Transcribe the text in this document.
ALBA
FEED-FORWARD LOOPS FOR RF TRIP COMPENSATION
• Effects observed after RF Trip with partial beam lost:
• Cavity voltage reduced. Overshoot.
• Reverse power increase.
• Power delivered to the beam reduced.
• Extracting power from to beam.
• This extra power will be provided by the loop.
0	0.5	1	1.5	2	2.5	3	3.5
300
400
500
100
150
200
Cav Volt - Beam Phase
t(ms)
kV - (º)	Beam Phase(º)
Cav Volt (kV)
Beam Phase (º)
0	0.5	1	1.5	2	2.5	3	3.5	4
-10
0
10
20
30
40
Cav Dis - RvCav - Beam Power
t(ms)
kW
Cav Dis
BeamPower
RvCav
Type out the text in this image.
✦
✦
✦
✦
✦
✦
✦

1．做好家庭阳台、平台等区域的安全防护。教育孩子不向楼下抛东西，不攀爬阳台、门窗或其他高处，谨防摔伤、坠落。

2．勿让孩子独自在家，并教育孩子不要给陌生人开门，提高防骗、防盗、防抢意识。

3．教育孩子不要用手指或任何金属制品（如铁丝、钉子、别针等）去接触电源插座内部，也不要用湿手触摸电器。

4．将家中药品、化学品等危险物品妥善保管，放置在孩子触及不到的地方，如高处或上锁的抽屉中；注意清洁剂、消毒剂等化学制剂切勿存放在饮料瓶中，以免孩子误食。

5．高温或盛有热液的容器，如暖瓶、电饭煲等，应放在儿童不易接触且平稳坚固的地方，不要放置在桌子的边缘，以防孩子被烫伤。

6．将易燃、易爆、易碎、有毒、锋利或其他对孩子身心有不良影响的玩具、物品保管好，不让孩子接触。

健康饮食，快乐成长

==

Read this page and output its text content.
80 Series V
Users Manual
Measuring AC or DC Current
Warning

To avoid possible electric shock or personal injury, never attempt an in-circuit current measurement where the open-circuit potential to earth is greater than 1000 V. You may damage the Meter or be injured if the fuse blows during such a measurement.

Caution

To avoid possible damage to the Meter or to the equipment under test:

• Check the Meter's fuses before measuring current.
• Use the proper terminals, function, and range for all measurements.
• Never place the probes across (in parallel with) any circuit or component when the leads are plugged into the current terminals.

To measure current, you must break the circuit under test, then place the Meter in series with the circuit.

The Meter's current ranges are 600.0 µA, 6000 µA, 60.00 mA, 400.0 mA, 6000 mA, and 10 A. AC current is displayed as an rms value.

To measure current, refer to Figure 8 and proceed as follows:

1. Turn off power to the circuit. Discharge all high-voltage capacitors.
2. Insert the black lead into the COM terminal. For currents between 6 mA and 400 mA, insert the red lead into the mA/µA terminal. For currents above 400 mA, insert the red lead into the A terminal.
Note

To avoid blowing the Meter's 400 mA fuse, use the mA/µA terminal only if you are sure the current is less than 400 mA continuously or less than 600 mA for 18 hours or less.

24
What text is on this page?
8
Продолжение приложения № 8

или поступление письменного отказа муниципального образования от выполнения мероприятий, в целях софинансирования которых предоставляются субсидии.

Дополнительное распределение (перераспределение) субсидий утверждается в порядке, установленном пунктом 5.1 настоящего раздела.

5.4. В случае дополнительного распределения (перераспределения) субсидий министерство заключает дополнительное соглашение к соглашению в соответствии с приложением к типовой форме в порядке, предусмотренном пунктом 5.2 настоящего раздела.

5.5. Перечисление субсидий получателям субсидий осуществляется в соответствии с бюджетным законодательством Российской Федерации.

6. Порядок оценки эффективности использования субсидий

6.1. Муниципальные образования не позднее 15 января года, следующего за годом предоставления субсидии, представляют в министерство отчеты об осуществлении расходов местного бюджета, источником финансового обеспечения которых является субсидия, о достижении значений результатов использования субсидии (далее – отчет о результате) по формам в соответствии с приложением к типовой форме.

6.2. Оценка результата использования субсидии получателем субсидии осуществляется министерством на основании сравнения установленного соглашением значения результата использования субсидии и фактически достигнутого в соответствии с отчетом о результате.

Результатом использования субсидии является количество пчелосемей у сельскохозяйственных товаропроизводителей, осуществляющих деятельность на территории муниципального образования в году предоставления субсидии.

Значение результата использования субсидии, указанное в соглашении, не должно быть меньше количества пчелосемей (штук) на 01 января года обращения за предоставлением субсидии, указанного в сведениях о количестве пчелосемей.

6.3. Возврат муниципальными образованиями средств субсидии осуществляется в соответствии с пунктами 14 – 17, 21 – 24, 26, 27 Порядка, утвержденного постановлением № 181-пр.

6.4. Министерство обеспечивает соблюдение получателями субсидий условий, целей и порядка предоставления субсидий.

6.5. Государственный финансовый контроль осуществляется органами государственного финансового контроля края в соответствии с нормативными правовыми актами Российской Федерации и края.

**TASK DESCRIPTION**. Give nothing but the number of lines containing the string "text".

**RESULT FOR THIS EXERCISE**. 4